EXERCISE INSTRUCTIONS: Name every author of the 1976 report cited in the article on sounds-like words below.

[Start of DOCUMENT]

March 16th, 2012 No comments

I have always been surprised by the approaches other people have taken to generating words that sound like a particular word or judging whether two words sound alike. The aspell program letter sequence is in its dictionary; the Soundex algorithm is often used to compare whether two words sound alike and has the advantage of being very simple and delivers results that many people seem willing to accept. Over 25 years ago I wrote some software that used a phoneme based approach and while sorting through a pile of papers recently I came across an old report used as the basis for that software. I decided to implement a word sounds-like tool to show people how I think sounds-like should be done. To reduce the work involved this initial tool is based on what I already know, which in some cases is very out of date.

Phonemes are the basic units of sound and any sounds-like software needs to operate on a word’s phoneme sequence, not its letter sequence. The way to proceed is to convert a word’s letter sequence to its phoneme sequence, manipulate the phoneme sequence to create other sequences that have a spoken form similar to the original word and then convert these new sequences back to letter sequences.

A 1976 report by Elovitz, Johnson, McHugh and Shore contains a list of 329 rules for converting a word’s letter sequence into a phoneme sequence. It seemed to me that this same set of rules could be driven in reverse to map a phoneme sequence back to a letter sequence (the complications involved in making this simple idea work will be discussed in another article).

Once we have a phoneme sequence how might it be modified to create similar sounding words?

The distinctive feature theory assigns ten or so features to every phoneme, these denote details such as such things as manner and place of articulation. I decided to use these features as the basis of a distance metric between two phonemes (e.g., the more features two phonemes had in common the more similar they sounded). The book “Phonology theory and analysis” by Larry M. Hyman contains the required table of phoneme/distinctive features. Yes, I am using a theory from the 1950s and a book from the 1970s, but to start with I want to recreate what I know can be done before moving on to use more modern theories/data.

In practice this approach generates too many letter sequences that just don’t look like English words. The underlying problem is that the letter/phoneme rules were not designed to be run in reverse. Rather than tune the existing rules to do a better job when run in reverse I used the simpler method of filtering using letter bigrams to remove non-English letter sequences (e.g., ‘ck’ is not acceptable at the start of a word letter sequence). In preInternet times word bigram information was obtained from specialist cryptographic publishers, but these days psychologists researching human reading are a very good source of reliable information (or at least one I am familiar with).

[End of DOCUMENT]
[Start of STORED RECORDS]

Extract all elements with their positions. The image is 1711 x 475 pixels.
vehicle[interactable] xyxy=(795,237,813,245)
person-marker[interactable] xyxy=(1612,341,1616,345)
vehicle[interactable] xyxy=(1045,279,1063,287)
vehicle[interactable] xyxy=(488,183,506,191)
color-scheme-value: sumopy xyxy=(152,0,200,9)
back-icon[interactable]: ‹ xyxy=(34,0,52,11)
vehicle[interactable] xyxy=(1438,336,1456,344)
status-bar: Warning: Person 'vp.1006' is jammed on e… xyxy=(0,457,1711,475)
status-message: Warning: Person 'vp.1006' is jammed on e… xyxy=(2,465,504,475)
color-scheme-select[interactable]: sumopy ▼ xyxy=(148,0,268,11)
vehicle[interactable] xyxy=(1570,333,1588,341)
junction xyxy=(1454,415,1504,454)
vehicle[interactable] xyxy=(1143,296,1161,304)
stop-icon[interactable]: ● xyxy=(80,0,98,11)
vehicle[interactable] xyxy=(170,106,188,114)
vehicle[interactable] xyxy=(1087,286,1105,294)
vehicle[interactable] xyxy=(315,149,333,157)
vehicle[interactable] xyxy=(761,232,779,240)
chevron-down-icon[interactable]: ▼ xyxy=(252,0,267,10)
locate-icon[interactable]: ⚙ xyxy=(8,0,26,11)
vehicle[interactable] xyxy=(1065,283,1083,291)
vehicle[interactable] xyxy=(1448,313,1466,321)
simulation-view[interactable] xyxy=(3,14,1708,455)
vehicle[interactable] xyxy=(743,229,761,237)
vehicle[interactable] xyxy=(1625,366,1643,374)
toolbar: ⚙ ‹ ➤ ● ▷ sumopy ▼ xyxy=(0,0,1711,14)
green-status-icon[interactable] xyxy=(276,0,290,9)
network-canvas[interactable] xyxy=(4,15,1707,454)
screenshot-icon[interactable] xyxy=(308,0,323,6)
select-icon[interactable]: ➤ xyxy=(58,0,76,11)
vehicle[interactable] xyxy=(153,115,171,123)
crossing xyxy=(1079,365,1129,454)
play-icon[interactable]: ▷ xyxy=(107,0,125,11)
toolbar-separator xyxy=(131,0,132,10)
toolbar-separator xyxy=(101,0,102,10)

[End of STORED RECORDS]

SOLVED PROBLEM: Elovitz, Johnson, McHugh, Shore